WORK TO DO → How many of the lines below contain "control"? Answer with that number alone.

AVAILABLE RECORDS →

==*==

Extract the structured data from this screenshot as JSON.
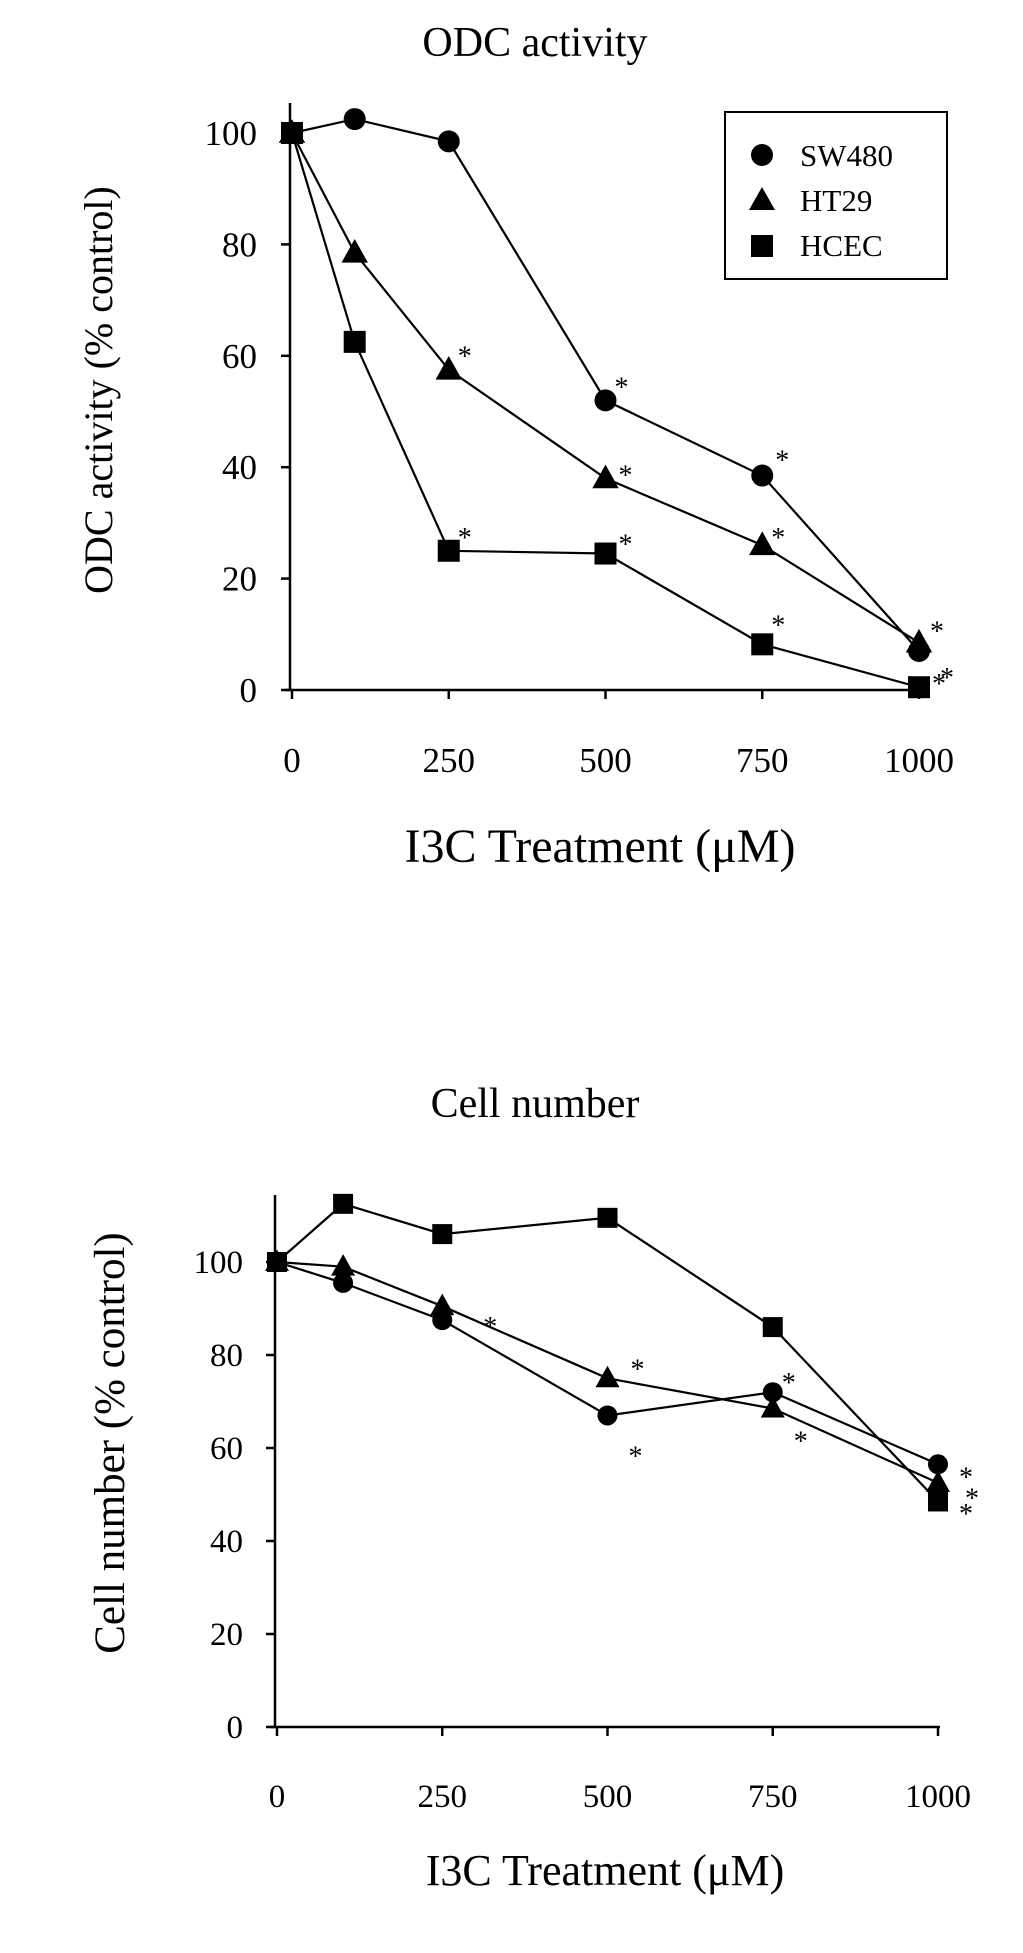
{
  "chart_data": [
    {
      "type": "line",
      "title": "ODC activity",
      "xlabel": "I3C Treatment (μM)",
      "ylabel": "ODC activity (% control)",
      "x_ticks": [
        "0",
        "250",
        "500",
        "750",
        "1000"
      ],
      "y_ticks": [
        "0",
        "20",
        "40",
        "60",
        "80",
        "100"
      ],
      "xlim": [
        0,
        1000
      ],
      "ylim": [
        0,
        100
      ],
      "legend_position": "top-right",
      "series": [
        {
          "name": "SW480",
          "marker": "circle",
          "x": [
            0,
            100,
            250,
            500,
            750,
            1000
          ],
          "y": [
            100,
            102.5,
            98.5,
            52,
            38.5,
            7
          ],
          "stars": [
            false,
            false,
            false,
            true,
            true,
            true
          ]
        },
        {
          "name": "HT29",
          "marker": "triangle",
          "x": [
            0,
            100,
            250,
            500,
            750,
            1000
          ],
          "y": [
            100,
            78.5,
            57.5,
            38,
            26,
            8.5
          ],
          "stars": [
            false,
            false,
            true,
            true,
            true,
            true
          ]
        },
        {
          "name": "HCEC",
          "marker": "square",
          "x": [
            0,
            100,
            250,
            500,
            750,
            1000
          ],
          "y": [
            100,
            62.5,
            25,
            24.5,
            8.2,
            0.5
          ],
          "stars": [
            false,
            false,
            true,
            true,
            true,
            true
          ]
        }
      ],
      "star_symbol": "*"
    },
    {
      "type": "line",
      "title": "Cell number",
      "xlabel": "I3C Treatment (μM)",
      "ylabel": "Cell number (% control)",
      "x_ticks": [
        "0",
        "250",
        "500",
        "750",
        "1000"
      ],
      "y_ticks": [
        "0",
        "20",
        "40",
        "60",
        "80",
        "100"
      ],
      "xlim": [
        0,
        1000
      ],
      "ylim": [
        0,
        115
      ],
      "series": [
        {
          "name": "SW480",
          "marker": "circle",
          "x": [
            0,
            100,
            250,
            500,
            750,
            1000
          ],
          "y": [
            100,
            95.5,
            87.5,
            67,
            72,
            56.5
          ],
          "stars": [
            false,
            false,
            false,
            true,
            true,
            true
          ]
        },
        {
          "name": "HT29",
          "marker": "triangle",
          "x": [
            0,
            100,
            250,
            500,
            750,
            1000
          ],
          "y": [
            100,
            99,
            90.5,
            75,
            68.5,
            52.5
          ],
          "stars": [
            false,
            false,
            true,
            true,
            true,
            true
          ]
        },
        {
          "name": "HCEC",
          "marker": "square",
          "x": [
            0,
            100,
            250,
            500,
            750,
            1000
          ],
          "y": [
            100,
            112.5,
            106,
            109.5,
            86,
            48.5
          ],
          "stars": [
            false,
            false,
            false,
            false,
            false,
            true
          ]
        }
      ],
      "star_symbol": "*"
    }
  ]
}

==*==

SOLVED PROBLEM → 2